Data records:
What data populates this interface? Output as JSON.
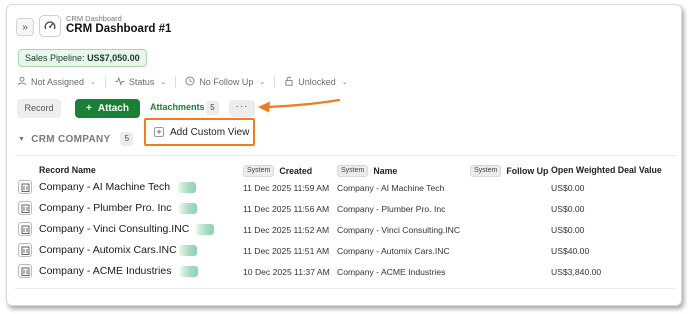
{
  "header": {
    "breadcrumb": "CRM Dashboard",
    "title": "CRM Dashboard #1",
    "expand_icon": "»",
    "app_icon": "gauge-icon"
  },
  "pipeline": {
    "label": "Sales Pipeline:",
    "value": "US$7,050.00"
  },
  "filters": [
    {
      "label": "Not Assigned",
      "icon": "user-icon"
    },
    {
      "label": "Status",
      "icon": "activity-icon"
    },
    {
      "label": "No Follow Up",
      "icon": "clock-icon"
    },
    {
      "label": "Unlocked",
      "icon": "unlock-icon"
    }
  ],
  "tabs": {
    "record": "Record",
    "attach": "Attach",
    "attach_plus": "+",
    "attachments": "Attachments",
    "attachments_count": "5",
    "more": "···"
  },
  "custom_view": {
    "label": "Add Custom View",
    "plus": "+"
  },
  "section": {
    "title": "CRM COMPANY",
    "count": "5",
    "caret": "▼"
  },
  "columns": {
    "record_name": "Record Name",
    "system_tag": "System",
    "created": "Created",
    "name": "Name",
    "follow_up": "Follow Up",
    "deal_value": "Open Weighted Deal Value"
  },
  "rows": [
    {
      "record_name": "Company - AI Machine Tech",
      "created": "11 Dec 2025 11:59 AM",
      "name": "Company - AI Machine Tech",
      "deal_value": "US$0.00"
    },
    {
      "record_name": "Company - Plumber Pro. Inc",
      "created": "11 Dec 2025 11:56 AM",
      "name": "Company - Plumber Pro. Inc",
      "deal_value": "US$0.00"
    },
    {
      "record_name": "Company - Vinci Consulting.INC",
      "created": "11 Dec 2025 11:52 AM",
      "name": "Company - Vinci Consulting.INC",
      "deal_value": "US$0.00"
    },
    {
      "record_name": "Company - Automix Cars.INC",
      "created": "11 Dec 2025 11:51 AM",
      "name": "Company - Automix Cars.INC",
      "deal_value": "US$40.00"
    },
    {
      "record_name": "Company - ACME Industries",
      "created": "10 Dec 2025 11:37 AM",
      "name": "Company - ACME Industries",
      "deal_value": "US$3,840.00"
    }
  ],
  "colors": {
    "accent_green": "#1a7f37",
    "highlight_orange": "#f07c1f"
  }
}
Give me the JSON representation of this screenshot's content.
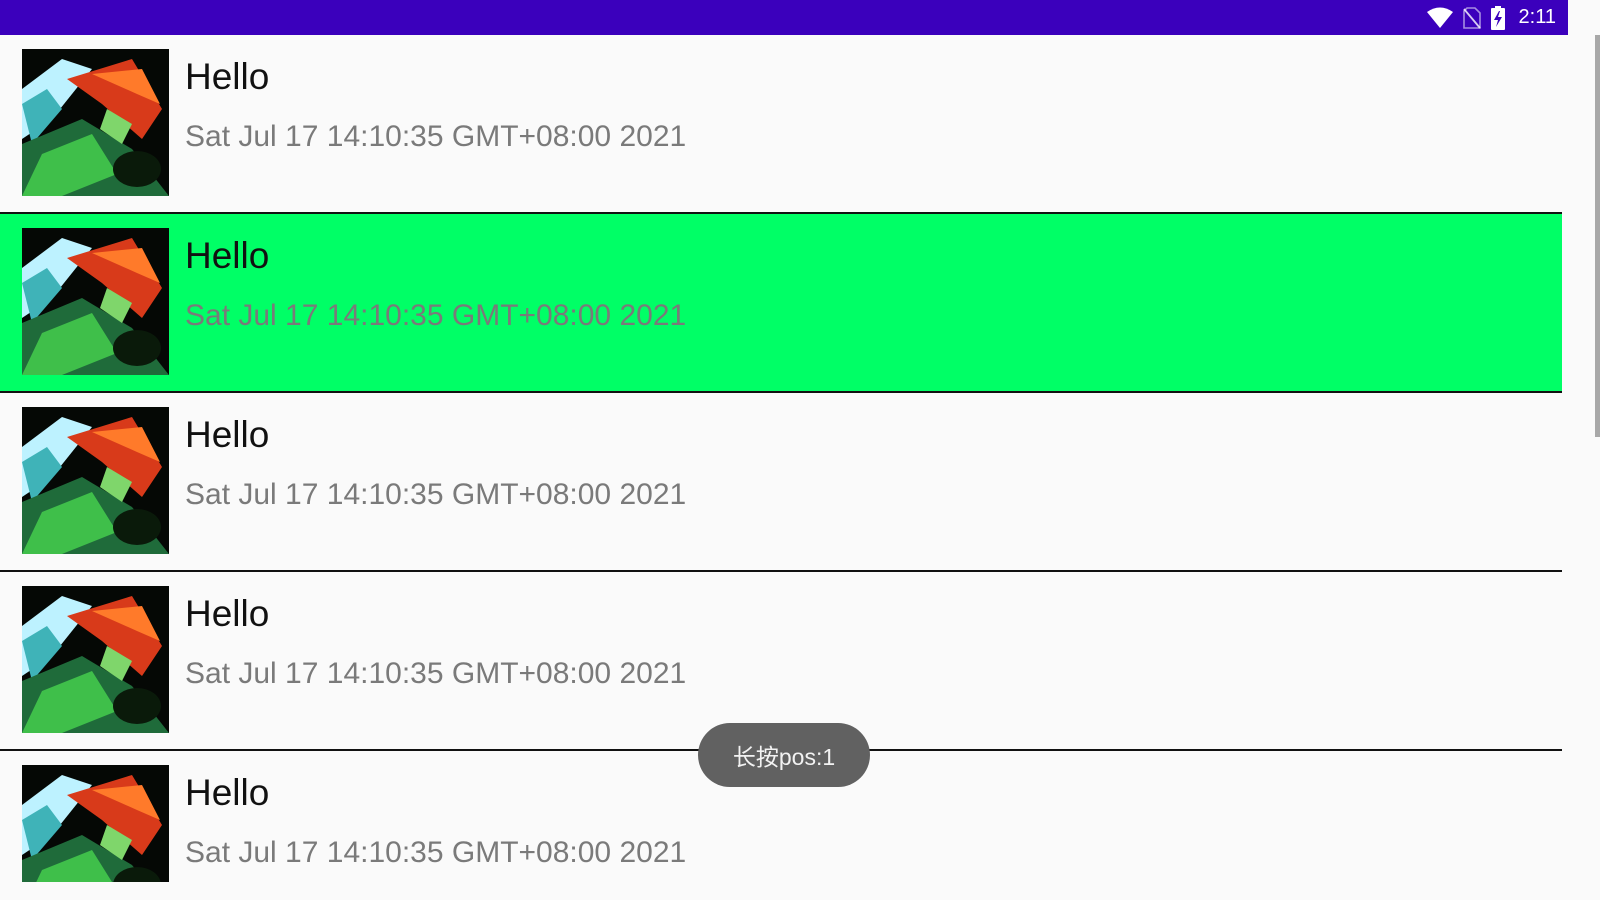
{
  "status_bar": {
    "time": "2:11",
    "icons": [
      "wifi-icon",
      "no-sim-icon",
      "battery-charging-icon"
    ],
    "background_color": "#3b00bc"
  },
  "list": {
    "items": [
      {
        "title": "Hello",
        "subtitle": "Sat Jul 17 14:10:35 GMT+08:00 2021",
        "selected": false
      },
      {
        "title": "Hello",
        "subtitle": "Sat Jul 17 14:10:35 GMT+08:00 2021",
        "selected": true
      },
      {
        "title": "Hello",
        "subtitle": "Sat Jul 17 14:10:35 GMT+08:00 2021",
        "selected": false
      },
      {
        "title": "Hello",
        "subtitle": "Sat Jul 17 14:10:35 GMT+08:00 2021",
        "selected": false
      },
      {
        "title": "Hello",
        "subtitle": "Sat Jul 17 14:10:35 GMT+08:00 2021",
        "selected": false
      }
    ],
    "selected_color": "#00ff66"
  },
  "toast": {
    "text": "长按pos:1"
  }
}
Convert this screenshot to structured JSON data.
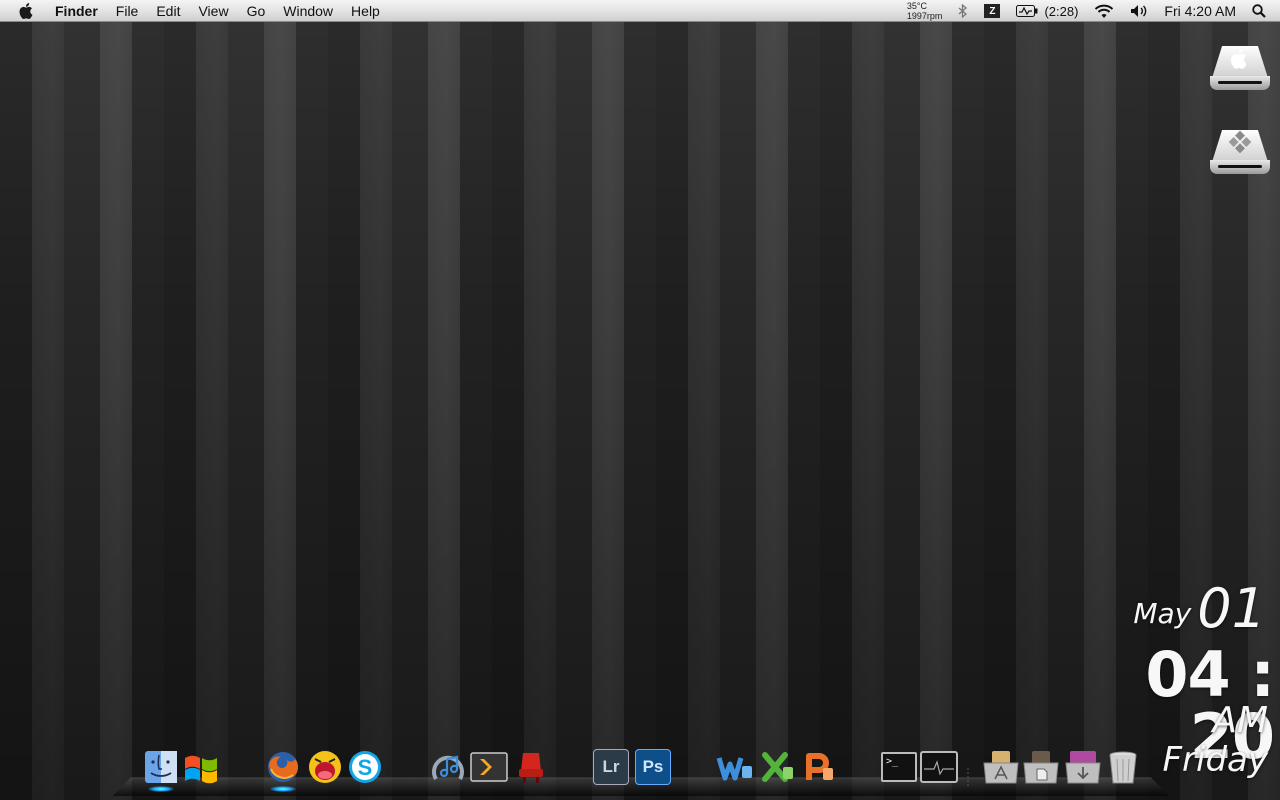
{
  "menubar": {
    "apple_icon": "apple-icon",
    "app_name": "Finder",
    "menus": [
      "File",
      "Edit",
      "View",
      "Go",
      "Window",
      "Help"
    ],
    "temperature": "35°C",
    "fan_speed": "1997rpm",
    "battery_time": "(2:28)",
    "clock": "Fri 4:20 AM",
    "status_icons": [
      "bluetooth-icon",
      "input-menu-icon",
      "battery-icon",
      "wifi-icon",
      "volume-icon",
      "spotlight-icon"
    ]
  },
  "desktop": {
    "drives": [
      {
        "icon": "apple-logo-icon"
      },
      {
        "icon": "windows-logo-icon"
      }
    ]
  },
  "clock_widget": {
    "month": "May",
    "day": "01",
    "time": "04 : 20",
    "ampm": "AM",
    "weekday": "Friday"
  },
  "dock": {
    "items": [
      {
        "icon": "finder-icon",
        "running": true
      },
      {
        "icon": "windows-icon",
        "running": false
      },
      {
        "icon": "firefox-icon",
        "running": true
      },
      {
        "icon": "adium-icon",
        "running": false
      },
      {
        "icon": "skype-icon",
        "running": false
      },
      {
        "icon": "itunes-icon",
        "running": false
      },
      {
        "icon": "plex-icon",
        "running": false
      },
      {
        "icon": "front-row-icon",
        "running": false
      },
      {
        "icon": "lightroom-icon",
        "label": "Lr",
        "running": false
      },
      {
        "icon": "photoshop-icon",
        "label": "Ps",
        "running": false
      },
      {
        "icon": "word-icon",
        "running": false
      },
      {
        "icon": "excel-icon",
        "running": false
      },
      {
        "icon": "powerpoint-icon",
        "running": false
      },
      {
        "icon": "terminal-icon",
        "label": ">_",
        "running": false
      },
      {
        "icon": "activity-monitor-icon",
        "running": false
      },
      {
        "icon": "applications-stack-icon",
        "running": false
      },
      {
        "icon": "documents-stack-icon",
        "running": false
      },
      {
        "icon": "downloads-stack-icon",
        "running": false
      },
      {
        "icon": "trash-icon",
        "running": false
      }
    ]
  }
}
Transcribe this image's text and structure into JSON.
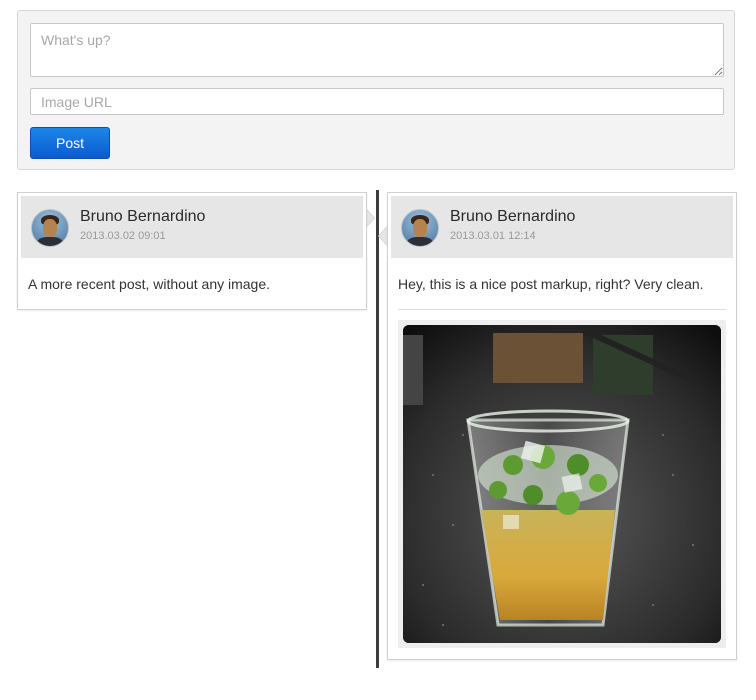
{
  "composer": {
    "message_placeholder": "What's up?",
    "image_url_placeholder": "Image URL",
    "post_label": "Post"
  },
  "posts": [
    {
      "author": "Bruno Bernardino",
      "timestamp": "2013.03.02 09:01",
      "text": "A more recent post, without any image."
    },
    {
      "author": "Bruno Bernardino",
      "timestamp": "2013.03.01 12:14",
      "text": "Hey, this is a nice post markup, right? Very clean.",
      "image": "mojito-glass-photo"
    }
  ],
  "colors": {
    "post_button": "#0b5bd0",
    "timeline_line": "#3c3c3c",
    "card_header": "#e6e6e6"
  }
}
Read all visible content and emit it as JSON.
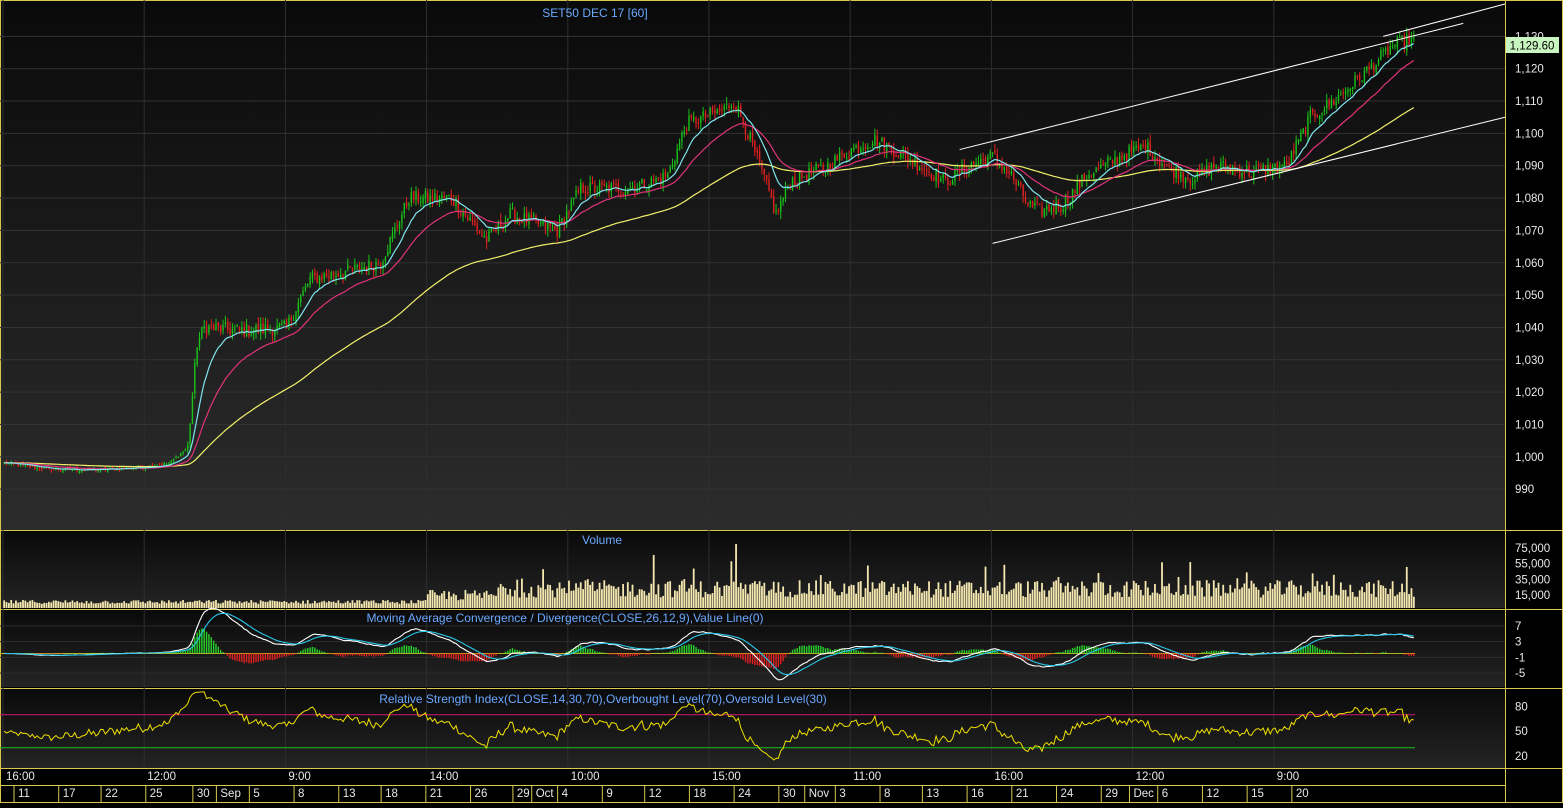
{
  "chart_data": [
    {
      "type": "candlestick",
      "title": "SET50 DEC 17   [60]",
      "last_price_label": "1,129.60",
      "y_ticks": [
        990,
        1000,
        1010,
        1020,
        1030,
        1040,
        1050,
        1060,
        1070,
        1080,
        1090,
        1100,
        1110,
        1120,
        1130
      ],
      "y_tick_labels": [
        "990",
        "1,000",
        "1,010",
        "1,020",
        "1,030",
        "1,040",
        "1,050",
        "1,060",
        "1,070",
        "1,080",
        "1,090",
        "1,100",
        "1,110",
        "1,120",
        "1,130"
      ],
      "ylim": [
        978,
        1140
      ],
      "n_bars": 600,
      "close_anchors": [
        [
          0,
          998
        ],
        [
          20,
          996
        ],
        [
          40,
          996
        ],
        [
          60,
          997
        ],
        [
          70,
          998
        ],
        [
          78,
          1003
        ],
        [
          82,
          1035
        ],
        [
          85,
          1040
        ],
        [
          100,
          1039
        ],
        [
          120,
          1040
        ],
        [
          130,
          1055
        ],
        [
          150,
          1058
        ],
        [
          160,
          1060
        ],
        [
          172,
          1080
        ],
        [
          190,
          1080
        ],
        [
          205,
          1067
        ],
        [
          215,
          1075
        ],
        [
          235,
          1070
        ],
        [
          245,
          1083
        ],
        [
          265,
          1083
        ],
        [
          275,
          1085
        ],
        [
          282,
          1087
        ],
        [
          290,
          1103
        ],
        [
          305,
          1107
        ],
        [
          310,
          1110
        ],
        [
          315,
          1102
        ],
        [
          322,
          1088
        ],
        [
          328,
          1075
        ],
        [
          334,
          1085
        ],
        [
          350,
          1090
        ],
        [
          360,
          1095
        ],
        [
          370,
          1098
        ],
        [
          385,
          1092
        ],
        [
          400,
          1085
        ],
        [
          410,
          1090
        ],
        [
          420,
          1093
        ],
        [
          428,
          1087
        ],
        [
          435,
          1078
        ],
        [
          440,
          1076
        ],
        [
          450,
          1078
        ],
        [
          460,
          1087
        ],
        [
          475,
          1093
        ],
        [
          485,
          1096
        ],
        [
          495,
          1089
        ],
        [
          505,
          1086
        ],
        [
          515,
          1090
        ],
        [
          530,
          1088
        ],
        [
          545,
          1090
        ],
        [
          555,
          1105
        ],
        [
          565,
          1110
        ],
        [
          580,
          1120
        ],
        [
          590,
          1127
        ],
        [
          600,
          1129.6
        ]
      ],
      "ema_fast_period": 12,
      "ema_mid_period": 30,
      "ema_slow_period": 100,
      "ema_fast_color": "#7fe6f0",
      "ema_mid_color": "#e0337a",
      "ema_slow_color": "#f2f06a",
      "up_color": "#19c119",
      "down_color": "#e02020",
      "trend_channel": {
        "line1": [
          [
            406,
            1095
          ],
          [
            620,
            1134
          ]
        ],
        "line2": [
          [
            420,
            1066
          ],
          [
            640,
            1105
          ]
        ],
        "line3": [
          [
            586,
            1130
          ],
          [
            640,
            1140
          ]
        ]
      }
    },
    {
      "type": "bar",
      "title": "Volume",
      "y_tick_labels": [
        "75,000",
        "55,000",
        "35,000",
        "15,000"
      ],
      "y_ticks": [
        75000,
        55000,
        35000,
        15000
      ],
      "ylim": [
        0,
        85000
      ],
      "bar_color": "#f4e7b0"
    },
    {
      "type": "line",
      "title": "Moving Average Convergence / Divergence(CLOSE,26,12,9),Value Line(0)",
      "y_tick_labels": [
        "7",
        "3",
        "-1",
        "-5"
      ],
      "y_ticks": [
        7,
        3,
        -1,
        -5
      ],
      "ylim": [
        -8,
        10
      ],
      "macd_color": "#ffffff",
      "signal_color": "#28c8e8",
      "hist_up_color": "#2ad12a",
      "hist_down_color": "#e02020",
      "zero_line_color": "#c8b020"
    },
    {
      "type": "line",
      "title": "Relative Strength Index(CLOSE,14,30,70),Overbought Level(70),Oversold Level(30)",
      "y_tick_labels": [
        "80",
        "50",
        "20"
      ],
      "y_ticks": [
        80,
        50,
        20
      ],
      "ylim": [
        8,
        95
      ],
      "overbought": 70,
      "oversold": 30,
      "rsi_color": "#f0e000",
      "overbought_color": "#d01870",
      "oversold_color": "#20c020"
    }
  ],
  "x_axis": {
    "time_labels": [
      {
        "bar": 0,
        "text": "16:00"
      },
      {
        "bar": 60,
        "text": "12:00"
      },
      {
        "bar": 120,
        "text": "9:00"
      },
      {
        "bar": 180,
        "text": "14:00"
      },
      {
        "bar": 240,
        "text": "10:00"
      },
      {
        "bar": 300,
        "text": "15:00"
      },
      {
        "bar": 360,
        "text": "11:00"
      },
      {
        "bar": 420,
        "text": "16:00"
      },
      {
        "bar": 480,
        "text": "12:00"
      },
      {
        "bar": 540,
        "text": "9:00"
      }
    ],
    "date_labels": [
      {
        "bar": 8,
        "text": "11"
      },
      {
        "bar": 27,
        "text": "17"
      },
      {
        "bar": 45,
        "text": "22"
      },
      {
        "bar": 64,
        "text": "25"
      },
      {
        "bar": 84,
        "text": "30"
      },
      {
        "bar": 94,
        "text": "Sep"
      },
      {
        "bar": 108,
        "text": "5"
      },
      {
        "bar": 127,
        "text": "8"
      },
      {
        "bar": 146,
        "text": "13"
      },
      {
        "bar": 164,
        "text": "18"
      },
      {
        "bar": 183,
        "text": "21"
      },
      {
        "bar": 202,
        "text": "26"
      },
      {
        "bar": 220,
        "text": "29"
      },
      {
        "bar": 228,
        "text": "Oct"
      },
      {
        "bar": 239,
        "text": "4"
      },
      {
        "bar": 258,
        "text": "9"
      },
      {
        "bar": 276,
        "text": "12"
      },
      {
        "bar": 295,
        "text": "18"
      },
      {
        "bar": 314,
        "text": "24"
      },
      {
        "bar": 333,
        "text": "30"
      },
      {
        "bar": 344,
        "text": "Nov"
      },
      {
        "bar": 357,
        "text": "3"
      },
      {
        "bar": 376,
        "text": "8"
      },
      {
        "bar": 394,
        "text": "13"
      },
      {
        "bar": 413,
        "text": "16"
      },
      {
        "bar": 432,
        "text": "21"
      },
      {
        "bar": 451,
        "text": "24"
      },
      {
        "bar": 470,
        "text": "29"
      },
      {
        "bar": 482,
        "text": "Dec"
      },
      {
        "bar": 494,
        "text": "6"
      },
      {
        "bar": 513,
        "text": "12"
      },
      {
        "bar": 532,
        "text": "15"
      },
      {
        "bar": 551,
        "text": "20"
      }
    ]
  }
}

## WHAT IS REQUIRED
Using the listing above, pick out each line that contains the word "Plumber", then copy it.

## RESPONSE TO THE TASK
      "record_name": "Company - Plumber Pro. Inc",
      "name": "Company - Plumber Pro. Inc",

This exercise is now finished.